*** INPUT FOR THIS TASK Section Begins ***
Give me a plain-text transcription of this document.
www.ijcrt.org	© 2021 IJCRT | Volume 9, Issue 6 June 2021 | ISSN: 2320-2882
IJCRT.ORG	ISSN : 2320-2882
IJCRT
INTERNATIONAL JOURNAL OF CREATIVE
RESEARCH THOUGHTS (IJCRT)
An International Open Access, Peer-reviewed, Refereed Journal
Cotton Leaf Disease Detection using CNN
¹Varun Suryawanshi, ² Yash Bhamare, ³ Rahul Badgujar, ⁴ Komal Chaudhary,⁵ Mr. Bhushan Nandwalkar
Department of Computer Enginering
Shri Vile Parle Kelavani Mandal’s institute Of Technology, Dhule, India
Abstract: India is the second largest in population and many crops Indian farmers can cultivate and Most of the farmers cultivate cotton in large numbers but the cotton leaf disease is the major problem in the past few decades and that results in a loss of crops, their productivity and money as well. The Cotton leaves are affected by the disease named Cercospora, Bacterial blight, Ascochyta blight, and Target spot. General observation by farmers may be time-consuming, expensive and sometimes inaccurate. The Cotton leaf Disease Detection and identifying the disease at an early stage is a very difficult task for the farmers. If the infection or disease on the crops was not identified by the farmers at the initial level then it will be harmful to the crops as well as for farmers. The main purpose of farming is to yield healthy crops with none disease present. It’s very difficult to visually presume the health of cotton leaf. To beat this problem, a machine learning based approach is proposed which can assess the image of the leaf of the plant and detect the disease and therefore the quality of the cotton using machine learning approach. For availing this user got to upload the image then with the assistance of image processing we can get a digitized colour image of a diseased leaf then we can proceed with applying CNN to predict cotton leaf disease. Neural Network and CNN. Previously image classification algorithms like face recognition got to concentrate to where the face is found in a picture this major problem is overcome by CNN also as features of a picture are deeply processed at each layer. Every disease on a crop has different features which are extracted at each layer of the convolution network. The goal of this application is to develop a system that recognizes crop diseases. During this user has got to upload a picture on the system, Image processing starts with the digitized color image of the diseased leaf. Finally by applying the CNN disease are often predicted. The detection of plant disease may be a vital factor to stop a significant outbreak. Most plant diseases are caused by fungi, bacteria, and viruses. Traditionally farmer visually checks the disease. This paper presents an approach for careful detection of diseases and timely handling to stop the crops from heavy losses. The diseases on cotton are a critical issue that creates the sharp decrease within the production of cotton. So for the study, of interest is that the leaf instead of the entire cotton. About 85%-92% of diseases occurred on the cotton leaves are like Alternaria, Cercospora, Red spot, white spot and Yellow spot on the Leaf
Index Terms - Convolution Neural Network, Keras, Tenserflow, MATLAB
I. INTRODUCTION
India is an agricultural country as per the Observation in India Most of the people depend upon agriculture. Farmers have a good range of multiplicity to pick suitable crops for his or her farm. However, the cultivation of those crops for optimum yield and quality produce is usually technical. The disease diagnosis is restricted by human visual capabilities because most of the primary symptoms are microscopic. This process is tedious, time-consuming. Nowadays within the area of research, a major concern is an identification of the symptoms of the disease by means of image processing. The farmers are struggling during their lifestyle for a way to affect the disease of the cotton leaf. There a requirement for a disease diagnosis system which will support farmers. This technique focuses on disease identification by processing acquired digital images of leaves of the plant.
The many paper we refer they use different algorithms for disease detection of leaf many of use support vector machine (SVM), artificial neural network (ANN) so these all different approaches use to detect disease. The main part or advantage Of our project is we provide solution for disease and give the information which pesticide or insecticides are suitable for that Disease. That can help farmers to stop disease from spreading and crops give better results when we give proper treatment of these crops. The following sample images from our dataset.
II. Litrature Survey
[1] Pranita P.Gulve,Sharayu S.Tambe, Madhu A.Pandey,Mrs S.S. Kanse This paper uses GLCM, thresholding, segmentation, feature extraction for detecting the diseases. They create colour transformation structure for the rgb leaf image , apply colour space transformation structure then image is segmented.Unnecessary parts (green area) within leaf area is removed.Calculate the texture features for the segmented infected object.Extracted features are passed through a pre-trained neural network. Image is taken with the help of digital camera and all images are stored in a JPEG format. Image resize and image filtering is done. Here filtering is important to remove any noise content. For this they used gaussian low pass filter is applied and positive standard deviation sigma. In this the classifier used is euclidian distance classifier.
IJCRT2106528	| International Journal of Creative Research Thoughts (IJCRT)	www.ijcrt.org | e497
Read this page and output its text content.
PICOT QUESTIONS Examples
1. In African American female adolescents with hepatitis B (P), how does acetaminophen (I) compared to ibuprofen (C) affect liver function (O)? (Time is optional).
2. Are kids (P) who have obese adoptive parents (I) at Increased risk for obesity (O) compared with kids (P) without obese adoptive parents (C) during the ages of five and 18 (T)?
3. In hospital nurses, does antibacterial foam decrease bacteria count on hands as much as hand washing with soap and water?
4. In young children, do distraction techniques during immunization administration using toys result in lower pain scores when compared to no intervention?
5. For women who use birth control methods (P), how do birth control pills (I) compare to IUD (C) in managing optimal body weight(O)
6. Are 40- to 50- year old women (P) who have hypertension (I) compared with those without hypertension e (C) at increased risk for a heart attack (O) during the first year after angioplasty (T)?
*** INPUT FOR THIS TASK Section Ends ***
» **TASK BRIEF**:
Return the data in full, exactly as it appears above.

» **SOLUTION TO THE PROBLEM**:
Give me a plain-text transcription of this document.
www.ijcrt.org	© 2021 IJCRT | Volume 9, Issue 6 June 2021 | ISSN: 2320-2882
IJCRT.ORG	ISSN : 2320-2882
IJCRT
INTERNATIONAL JOURNAL OF CREATIVE
RESEARCH THOUGHTS (IJCRT)
An International Open Access, Peer-reviewed, Refereed Journal
Cotton Leaf Disease Detection using CNN
¹Varun Suryawanshi, ² Yash Bhamare, ³ Rahul Badgujar, ⁴ Komal Chaudhary,⁵ Mr. Bhushan Nandwalkar
Department of Computer Enginering
Shri Vile Parle Kelavani Mandal’s institute Of Technology, Dhule, India
Abstract: India is the second largest in population and many crops Indian farmers can cultivate and Most of the farmers cultivate cotton in large numbers but the cotton leaf disease is the major problem in the past few decades and that results in a loss of crops, their productivity and money as well. The Cotton leaves are affected by the disease named Cercospora, Bacterial blight, Ascochyta blight, and Target spot. General observation by farmers may be time-consuming, expensive and sometimes inaccurate. The Cotton leaf Disease Detection and identifying the disease at an early stage is a very difficult task for the farmers. If the infection or disease on the crops was not identified by the farmers at the initial level then it will be harmful to the crops as well as for farmers. The main purpose of farming is to yield healthy crops with none disease present. It’s very difficult to visually presume the health of cotton leaf. To beat this problem, a machine learning based approach is proposed which can assess the image of the leaf of the plant and detect the disease and therefore the quality of the cotton using machine learning approach. For availing this user got to upload the image then with the assistance of image processing we can get a digitized colour image of a diseased leaf then we can proceed with applying CNN to predict cotton leaf disease. Neural Network and CNN. Previously image classification algorithms like face recognition got to concentrate to where the face is found in a picture this major problem is overcome by CNN also as features of a picture are deeply processed at each layer. Every disease on a crop has different features which are extracted at each layer of the convolution network. The goal of this application is to develop a system that recognizes crop diseases. During this user has got to upload a picture on the system, Image processing starts with the digitized color image of the diseased leaf. Finally by applying the CNN disease are often predicted. The detection of plant disease may be a vital factor to stop a significant outbreak. Most plant diseases are caused by fungi, bacteria, and viruses. Traditionally farmer visually checks the disease. This paper presents an approach for careful detection of diseases and timely handling to stop the crops from heavy losses. The diseases on cotton are a critical issue that creates the sharp decrease within the production of cotton. So for the study, of interest is that the leaf instead of the entire cotton. About 85%-92% of diseases occurred on the cotton leaves are like Alternaria, Cercospora, Red spot, white spot and Yellow spot on the Leaf
Index Terms - Convolution Neural Network, Keras, Tenserflow, MATLAB
I. INTRODUCTION
India is an agricultural country as per the Observation in India Most of the people depend upon agriculture. Farmers have a good range of multiplicity to pick suitable crops for his or her farm. However, the cultivation of those crops for optimum yield and quality produce is usually technical. The disease diagnosis is restricted by human visual capabilities because most of the primary symptoms are microscopic. This process is tedious, time-consuming. Nowadays within the area of research, a major concern is an identification of the symptoms of the disease by means of image processing. The farmers are struggling during their lifestyle for a way to affect the disease of the cotton leaf. There a requirement for a disease diagnosis system which will support farmers. This technique focuses on disease identification by processing acquired digital images of leaves of the plant.
The many paper we refer they use different algorithms for disease detection of leaf many of use support vector machine (SVM), artificial neural network (ANN) so these all different approaches use to detect disease. The main part or advantage Of our project is we provide solution for disease and give the information which pesticide or insecticides are suitable for that Disease. That can help farmers to stop disease from spreading and crops give better results when we give proper treatment of these crops. The following sample images from our dataset.
II. Litrature Survey
[1] Pranita P.Gulve,Sharayu S.Tambe, Madhu A.Pandey,Mrs S.S. Kanse This paper uses GLCM, thresholding, segmentation, feature extraction for detecting the diseases. They create colour transformation structure for the rgb leaf image , apply colour space transformation structure then image is segmented.Unnecessary parts (green area) within leaf area is removed.Calculate the texture features for the segmented infected object.Extracted features are passed through a pre-trained neural network. Image is taken with the help of digital camera and all images are stored in a JPEG format. Image resize and image filtering is done. Here filtering is important to remove any noise content. For this they used gaussian low pass filter is applied and positive standard deviation sigma. In this the classifier used is euclidian distance classifier.
IJCRT2106528	| International Journal of Creative Research Thoughts (IJCRT)	www.ijcrt.org | e497
Read this page and output its text content.
PICOT QUESTIONS Examples
1. In African American female adolescents with hepatitis B (P), how does acetaminophen (I) compared to ibuprofen (C) affect liver function (O)? (Time is optional).
2. Are kids (P) who have obese adoptive parents (I) at Increased risk for obesity (O) compared with kids (P) without obese adoptive parents (C) during the ages of five and 18 (T)?
3. In hospital nurses, does antibacterial foam decrease bacteria count on hands as much as hand washing with soap and water?
4. In young children, do distraction techniques during immunization administration using toys result in lower pain scores when compared to no intervention?
5. For women who use birth control methods (P), how do birth control pills (I) compare to IUD (C) in managing optimal body weight(O)
6. Are 40- to 50- year old women (P) who have hypertension (I) compared with those without hypertension e (C) at increased risk for a heart attack (O) during the first year after angioplasty (T)?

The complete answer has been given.